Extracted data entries

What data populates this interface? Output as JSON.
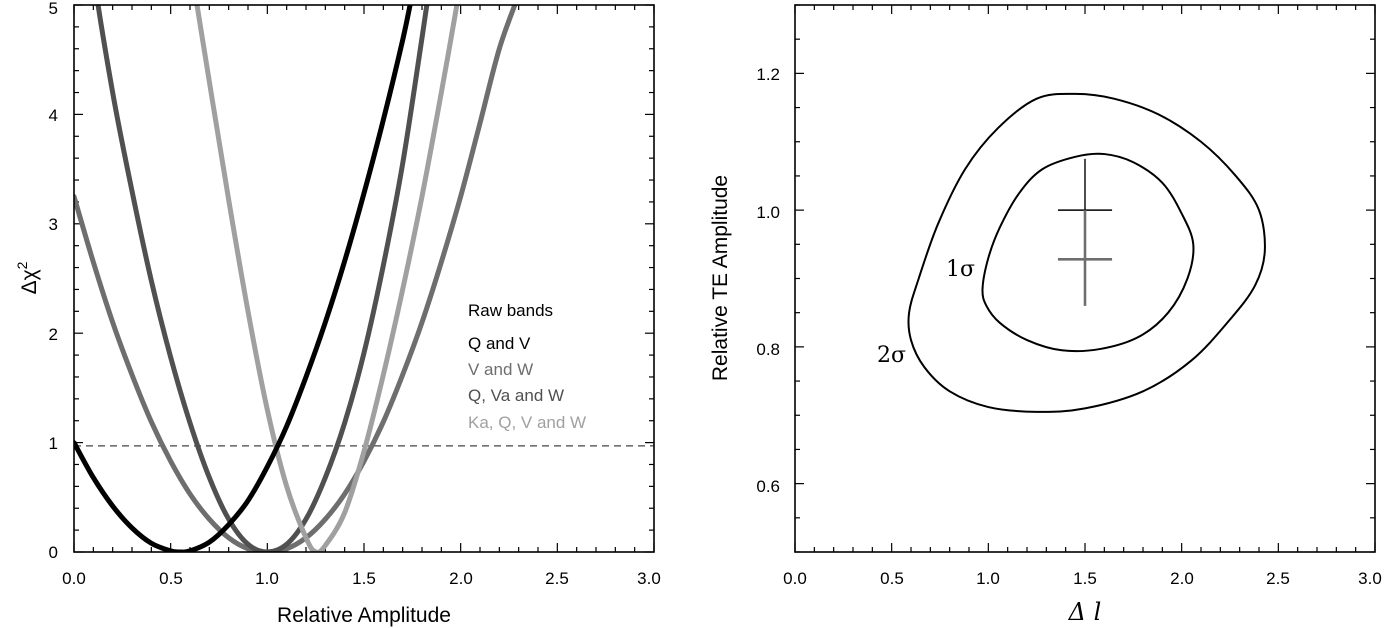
{
  "chart_data": [
    {
      "type": "line",
      "xlabel": "Relative Amplitude",
      "ylabel": "Δχ",
      "ylabel_superscript": "2",
      "xlim": [
        0,
        3
      ],
      "ylim": [
        0,
        5
      ],
      "xticks": [
        "0.0",
        "0.5",
        "1.0",
        "1.5",
        "2.0",
        "2.5",
        "3.0"
      ],
      "yticks": [
        "0",
        "1",
        "2",
        "3",
        "4",
        "5"
      ],
      "reference_line": {
        "y": 0.97,
        "style": "dashed"
      },
      "legend": {
        "title": "Raw bands",
        "position": "right",
        "entries": [
          "Q and V",
          "V and W",
          "Q, Va and W",
          "Ka, Q, V and W"
        ]
      },
      "series": [
        {
          "name": "Q and V",
          "color": "#000000",
          "x": [
            0,
            0.1,
            0.2,
            0.3,
            0.4,
            0.5,
            0.55,
            0.6,
            0.7,
            0.8,
            0.9,
            1.0,
            1.1,
            1.2,
            1.3,
            1.4,
            1.5,
            1.6,
            1.7,
            1.75,
            1.8
          ],
          "y": [
            1.0,
            0.68,
            0.42,
            0.22,
            0.08,
            0.01,
            0.0,
            0.01,
            0.09,
            0.25,
            0.47,
            0.78,
            1.15,
            1.6,
            2.1,
            2.66,
            3.28,
            3.95,
            4.68,
            5.1,
            5.5
          ]
        },
        {
          "name": "V and W",
          "color": "#6e6e6e",
          "x": [
            0,
            0.1,
            0.2,
            0.3,
            0.4,
            0.5,
            0.6,
            0.7,
            0.8,
            0.9,
            1.0,
            1.1,
            1.2,
            1.3,
            1.4,
            1.5,
            1.6,
            1.7,
            1.8,
            1.9,
            2.0,
            2.1,
            2.2,
            2.3,
            2.35
          ],
          "y": [
            3.25,
            2.65,
            2.1,
            1.62,
            1.19,
            0.83,
            0.53,
            0.3,
            0.13,
            0.03,
            0.0,
            0.03,
            0.13,
            0.3,
            0.53,
            0.83,
            1.19,
            1.62,
            2.1,
            2.65,
            3.25,
            3.92,
            4.6,
            5.1,
            5.4
          ]
        },
        {
          "name": "Q, Va and W",
          "color": "#505050",
          "x": [
            0.05,
            0.1,
            0.2,
            0.3,
            0.4,
            0.5,
            0.6,
            0.7,
            0.8,
            0.9,
            1.0,
            1.1,
            1.2,
            1.3,
            1.4,
            1.5,
            1.6,
            1.7,
            1.8,
            1.85
          ],
          "y": [
            6.2,
            5.3,
            4.2,
            3.3,
            2.48,
            1.78,
            1.18,
            0.68,
            0.3,
            0.07,
            0.0,
            0.07,
            0.3,
            0.68,
            1.18,
            1.82,
            2.62,
            3.55,
            4.7,
            5.3
          ]
        },
        {
          "name": "Ka, Q, V and W",
          "color": "#a0a0a0",
          "x": [
            0.6,
            0.7,
            0.8,
            0.9,
            1.0,
            1.1,
            1.2,
            1.25,
            1.3,
            1.4,
            1.5,
            1.6,
            1.7,
            1.8,
            1.9,
            2.0,
            2.05
          ],
          "y": [
            5.4,
            4.3,
            3.22,
            2.2,
            1.3,
            0.6,
            0.13,
            0.0,
            0.06,
            0.36,
            0.92,
            1.62,
            2.4,
            3.25,
            4.2,
            5.2,
            5.8
          ]
        }
      ]
    },
    {
      "type": "contour",
      "xlabel": "Δ l",
      "ylabel": "Relative TE Amplitude",
      "xlim": [
        0,
        3
      ],
      "ylim": [
        0.5,
        1.3
      ],
      "xticks": [
        "0.0",
        "0.5",
        "1.0",
        "1.5",
        "2.0",
        "2.5",
        "3.0"
      ],
      "yticks": [
        "0.6",
        "0.8",
        "1.0",
        "1.2"
      ],
      "contours": [
        {
          "label": "1σ",
          "points": [
            [
              0.97,
              0.885
            ],
            [
              1.0,
              0.93
            ],
            [
              1.06,
              0.975
            ],
            [
              1.16,
              1.025
            ],
            [
              1.28,
              1.06
            ],
            [
              1.45,
              1.078
            ],
            [
              1.6,
              1.082
            ],
            [
              1.75,
              1.07
            ],
            [
              1.9,
              1.04
            ],
            [
              2.0,
              0.995
            ],
            [
              2.06,
              0.95
            ],
            [
              2.03,
              0.9
            ],
            [
              1.93,
              0.85
            ],
            [
              1.78,
              0.815
            ],
            [
              1.58,
              0.797
            ],
            [
              1.38,
              0.795
            ],
            [
              1.2,
              0.81
            ],
            [
              1.06,
              0.835
            ],
            [
              0.99,
              0.86
            ]
          ]
        },
        {
          "label": "2σ",
          "points": [
            [
              0.59,
              0.85
            ],
            [
              0.64,
              0.9
            ],
            [
              0.74,
              0.98
            ],
            [
              0.88,
              1.06
            ],
            [
              1.05,
              1.12
            ],
            [
              1.25,
              1.163
            ],
            [
              1.45,
              1.17
            ],
            [
              1.65,
              1.163
            ],
            [
              1.88,
              1.14
            ],
            [
              2.1,
              1.1
            ],
            [
              2.28,
              1.05
            ],
            [
              2.4,
              1.0
            ],
            [
              2.43,
              0.94
            ],
            [
              2.38,
              0.89
            ],
            [
              2.25,
              0.84
            ],
            [
              2.05,
              0.78
            ],
            [
              1.8,
              0.735
            ],
            [
              1.5,
              0.71
            ],
            [
              1.25,
              0.705
            ],
            [
              1.0,
              0.712
            ],
            [
              0.8,
              0.735
            ],
            [
              0.67,
              0.77
            ],
            [
              0.6,
              0.81
            ]
          ]
        }
      ],
      "crosshairs": [
        {
          "x": 1.5,
          "y": 1.0,
          "y_low": 0.93,
          "y_high": 1.075,
          "x_half": 0.14,
          "color": "#000000"
        },
        {
          "x": 1.5,
          "y": 0.928,
          "y_low": 0.86,
          "y_high": 1.0,
          "x_half": 0.14,
          "color": "#6e6e6e"
        }
      ]
    }
  ]
}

▶ [TASK REQUIREMENTS]:
Return every line of the records exactly as given, pictures excluded.

▶ [FULL RESPONSE]:
What data populates this interface? Output as JSON.
{
  "chart_data": [
    {
      "type": "line",
      "xlabel": "Relative Amplitude",
      "ylabel": "Δχ",
      "ylabel_superscript": "2",
      "xlim": [
        0,
        3
      ],
      "ylim": [
        0,
        5
      ],
      "xticks": [
        "0.0",
        "0.5",
        "1.0",
        "1.5",
        "2.0",
        "2.5",
        "3.0"
      ],
      "yticks": [
        "0",
        "1",
        "2",
        "3",
        "4",
        "5"
      ],
      "reference_line": {
        "y": 0.97,
        "style": "dashed"
      },
      "legend": {
        "title": "Raw bands",
        "position": "right",
        "entries": [
          "Q and V",
          "V and W",
          "Q, Va and W",
          "Ka, Q, V and W"
        ]
      },
      "series": [
        {
          "name": "Q and V",
          "color": "#000000",
          "x": [
            0,
            0.1,
            0.2,
            0.3,
            0.4,
            0.5,
            0.55,
            0.6,
            0.7,
            0.8,
            0.9,
            1.0,
            1.1,
            1.2,
            1.3,
            1.4,
            1.5,
            1.6,
            1.7,
            1.75,
            1.8
          ],
          "y": [
            1.0,
            0.68,
            0.42,
            0.22,
            0.08,
            0.01,
            0.0,
            0.01,
            0.09,
            0.25,
            0.47,
            0.78,
            1.15,
            1.6,
            2.1,
            2.66,
            3.28,
            3.95,
            4.68,
            5.1,
            5.5
          ]
        },
        {
          "name": "V and W",
          "color": "#6e6e6e",
          "x": [
            0,
            0.1,
            0.2,
            0.3,
            0.4,
            0.5,
            0.6,
            0.7,
            0.8,
            0.9,
            1.0,
            1.1,
            1.2,
            1.3,
            1.4,
            1.5,
            1.6,
            1.7,
            1.8,
            1.9,
            2.0,
            2.1,
            2.2,
            2.3,
            2.35
          ],
          "y": [
            3.25,
            2.65,
            2.1,
            1.62,
            1.19,
            0.83,
            0.53,
            0.3,
            0.13,
            0.03,
            0.0,
            0.03,
            0.13,
            0.3,
            0.53,
            0.83,
            1.19,
            1.62,
            2.1,
            2.65,
            3.25,
            3.92,
            4.6,
            5.1,
            5.4
          ]
        },
        {
          "name": "Q, Va and W",
          "color": "#505050",
          "x": [
            0.05,
            0.1,
            0.2,
            0.3,
            0.4,
            0.5,
            0.6,
            0.7,
            0.8,
            0.9,
            1.0,
            1.1,
            1.2,
            1.3,
            1.4,
            1.5,
            1.6,
            1.7,
            1.8,
            1.85
          ],
          "y": [
            6.2,
            5.3,
            4.2,
            3.3,
            2.48,
            1.78,
            1.18,
            0.68,
            0.3,
            0.07,
            0.0,
            0.07,
            0.3,
            0.68,
            1.18,
            1.82,
            2.62,
            3.55,
            4.7,
            5.3
          ]
        },
        {
          "name": "Ka, Q, V and W",
          "color": "#a0a0a0",
          "x": [
            0.6,
            0.7,
            0.8,
            0.9,
            1.0,
            1.1,
            1.2,
            1.25,
            1.3,
            1.4,
            1.5,
            1.6,
            1.7,
            1.8,
            1.9,
            2.0,
            2.05
          ],
          "y": [
            5.4,
            4.3,
            3.22,
            2.2,
            1.3,
            0.6,
            0.13,
            0.0,
            0.06,
            0.36,
            0.92,
            1.62,
            2.4,
            3.25,
            4.2,
            5.2,
            5.8
          ]
        }
      ]
    },
    {
      "type": "contour",
      "xlabel": "Δ l",
      "ylabel": "Relative TE Amplitude",
      "xlim": [
        0,
        3
      ],
      "ylim": [
        0.5,
        1.3
      ],
      "xticks": [
        "0.0",
        "0.5",
        "1.0",
        "1.5",
        "2.0",
        "2.5",
        "3.0"
      ],
      "yticks": [
        "0.6",
        "0.8",
        "1.0",
        "1.2"
      ],
      "contours": [
        {
          "label": "1σ",
          "points": [
            [
              0.97,
              0.885
            ],
            [
              1.0,
              0.93
            ],
            [
              1.06,
              0.975
            ],
            [
              1.16,
              1.025
            ],
            [
              1.28,
              1.06
            ],
            [
              1.45,
              1.078
            ],
            [
              1.6,
              1.082
            ],
            [
              1.75,
              1.07
            ],
            [
              1.9,
              1.04
            ],
            [
              2.0,
              0.995
            ],
            [
              2.06,
              0.95
            ],
            [
              2.03,
              0.9
            ],
            [
              1.93,
              0.85
            ],
            [
              1.78,
              0.815
            ],
            [
              1.58,
              0.797
            ],
            [
              1.38,
              0.795
            ],
            [
              1.2,
              0.81
            ],
            [
              1.06,
              0.835
            ],
            [
              0.99,
              0.86
            ]
          ]
        },
        {
          "label": "2σ",
          "points": [
            [
              0.59,
              0.85
            ],
            [
              0.64,
              0.9
            ],
            [
              0.74,
              0.98
            ],
            [
              0.88,
              1.06
            ],
            [
              1.05,
              1.12
            ],
            [
              1.25,
              1.163
            ],
            [
              1.45,
              1.17
            ],
            [
              1.65,
              1.163
            ],
            [
              1.88,
              1.14
            ],
            [
              2.1,
              1.1
            ],
            [
              2.28,
              1.05
            ],
            [
              2.4,
              1.0
            ],
            [
              2.43,
              0.94
            ],
            [
              2.38,
              0.89
            ],
            [
              2.25,
              0.84
            ],
            [
              2.05,
              0.78
            ],
            [
              1.8,
              0.735
            ],
            [
              1.5,
              0.71
            ],
            [
              1.25,
              0.705
            ],
            [
              1.0,
              0.712
            ],
            [
              0.8,
              0.735
            ],
            [
              0.67,
              0.77
            ],
            [
              0.6,
              0.81
            ]
          ]
        }
      ],
      "crosshairs": [
        {
          "x": 1.5,
          "y": 1.0,
          "y_low": 0.93,
          "y_high": 1.075,
          "x_half": 0.14,
          "color": "#000000"
        },
        {
          "x": 1.5,
          "y": 0.928,
          "y_low": 0.86,
          "y_high": 1.0,
          "x_half": 0.14,
          "color": "#6e6e6e"
        }
      ]
    }
  ]
}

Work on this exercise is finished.